Prompt — Rewrite the lines below, putting "overflow-icon" wherever "more-options-icon" appears and leaving everything else untouched.

- - - - -

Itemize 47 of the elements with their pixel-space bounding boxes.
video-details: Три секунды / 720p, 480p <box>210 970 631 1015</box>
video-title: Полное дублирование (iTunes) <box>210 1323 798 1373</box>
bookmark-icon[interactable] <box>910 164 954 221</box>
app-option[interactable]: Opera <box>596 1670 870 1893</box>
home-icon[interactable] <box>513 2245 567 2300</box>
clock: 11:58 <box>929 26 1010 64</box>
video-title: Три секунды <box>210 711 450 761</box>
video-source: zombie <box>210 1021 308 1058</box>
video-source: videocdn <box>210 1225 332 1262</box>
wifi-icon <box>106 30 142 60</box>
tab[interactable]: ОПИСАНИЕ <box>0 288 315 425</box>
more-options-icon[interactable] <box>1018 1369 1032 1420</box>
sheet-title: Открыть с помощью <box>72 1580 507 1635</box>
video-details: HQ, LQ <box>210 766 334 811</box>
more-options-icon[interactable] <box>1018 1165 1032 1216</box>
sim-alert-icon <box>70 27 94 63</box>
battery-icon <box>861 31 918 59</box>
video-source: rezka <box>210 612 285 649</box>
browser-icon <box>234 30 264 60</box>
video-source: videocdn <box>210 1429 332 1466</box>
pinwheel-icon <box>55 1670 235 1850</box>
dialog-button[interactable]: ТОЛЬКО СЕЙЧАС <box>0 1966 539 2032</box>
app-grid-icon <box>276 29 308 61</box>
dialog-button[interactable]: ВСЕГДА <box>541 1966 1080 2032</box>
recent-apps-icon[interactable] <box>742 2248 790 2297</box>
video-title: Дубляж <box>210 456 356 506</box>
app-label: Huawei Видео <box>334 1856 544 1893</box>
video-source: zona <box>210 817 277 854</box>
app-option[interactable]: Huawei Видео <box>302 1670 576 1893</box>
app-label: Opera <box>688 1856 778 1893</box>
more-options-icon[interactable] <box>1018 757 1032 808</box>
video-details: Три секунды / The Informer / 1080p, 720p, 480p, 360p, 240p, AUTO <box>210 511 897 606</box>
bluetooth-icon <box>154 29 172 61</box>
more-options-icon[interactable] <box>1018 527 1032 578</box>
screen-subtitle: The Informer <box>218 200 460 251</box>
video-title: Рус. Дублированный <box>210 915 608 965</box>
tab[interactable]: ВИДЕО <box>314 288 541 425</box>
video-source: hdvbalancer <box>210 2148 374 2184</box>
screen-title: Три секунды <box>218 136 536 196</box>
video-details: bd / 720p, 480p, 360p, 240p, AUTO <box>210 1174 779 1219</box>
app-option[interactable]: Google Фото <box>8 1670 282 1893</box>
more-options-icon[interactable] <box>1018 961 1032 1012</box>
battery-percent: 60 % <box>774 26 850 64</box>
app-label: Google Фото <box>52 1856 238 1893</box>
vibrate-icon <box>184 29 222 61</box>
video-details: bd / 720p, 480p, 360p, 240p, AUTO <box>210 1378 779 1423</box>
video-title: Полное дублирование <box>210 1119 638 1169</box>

- - - - -

Result —
Itemize 47 of the elements with their pixel-space bounding boxes.
video-details: Три секунды / 720p, 480p <box>210 970 631 1015</box>
video-title: Полное дублирование (iTunes) <box>210 1323 798 1373</box>
bookmark-icon[interactable] <box>910 164 954 221</box>
app-option[interactable]: Opera <box>596 1670 870 1893</box>
home-icon[interactable] <box>513 2245 567 2300</box>
clock: 11:58 <box>929 26 1010 64</box>
video-title: Три секунды <box>210 711 450 761</box>
video-source: zombie <box>210 1021 308 1058</box>
video-source: videocdn <box>210 1225 332 1262</box>
wifi-icon <box>106 30 142 60</box>
tab[interactable]: ОПИСАНИЕ <box>0 288 315 425</box>
overflow-icon[interactable] <box>1018 1369 1032 1420</box>
sheet-title: Открыть с помощью <box>72 1580 507 1635</box>
video-details: HQ, LQ <box>210 766 334 811</box>
overflow-icon[interactable] <box>1018 1165 1032 1216</box>
sim-alert-icon <box>70 27 94 63</box>
battery-icon <box>861 31 918 59</box>
video-source: rezka <box>210 612 285 649</box>
browser-icon <box>234 30 264 60</box>
video-source: videocdn <box>210 1429 332 1466</box>
pinwheel-icon <box>55 1670 235 1850</box>
dialog-button[interactable]: ТОЛЬКО СЕЙЧАС <box>0 1966 539 2032</box>
app-grid-icon <box>276 29 308 61</box>
dialog-button[interactable]: ВСЕГДА <box>541 1966 1080 2032</box>
recent-apps-icon[interactable] <box>742 2248 790 2297</box>
video-title: Дубляж <box>210 456 356 506</box>
app-label: Huawei Видео <box>334 1856 544 1893</box>
video-source: zona <box>210 817 277 854</box>
app-option[interactable]: Huawei Видео <box>302 1670 576 1893</box>
app-label: Opera <box>688 1856 778 1893</box>
overflow-icon[interactable] <box>1018 757 1032 808</box>
video-details: Три секунды / The Informer / 1080p, 720p, 480p, 360p, 240p, AUTO <box>210 511 897 606</box>
bluetooth-icon <box>154 29 172 61</box>
overflow-icon[interactable] <box>1018 527 1032 578</box>
screen-subtitle: The Informer <box>218 200 460 251</box>
video-title: Рус. Дублированный <box>210 915 608 965</box>
tab[interactable]: ВИДЕО <box>314 288 541 425</box>
video-source: hdvbalancer <box>210 2148 374 2184</box>
screen-title: Три секунды <box>218 136 536 196</box>
video-details: bd / 720p, 480p, 360p, 240p, AUTO <box>210 1174 779 1219</box>
app-option[interactable]: Google Фото <box>8 1670 282 1893</box>
overflow-icon[interactable] <box>1018 961 1032 1012</box>
battery-percent: 60 % <box>774 26 850 64</box>
app-label: Google Фото <box>52 1856 238 1893</box>
vibrate-icon <box>184 29 222 61</box>
video-details: bd / 720p, 480p, 360p, 240p, AUTO <box>210 1378 779 1423</box>
video-title: Полное дублирование <box>210 1119 638 1169</box>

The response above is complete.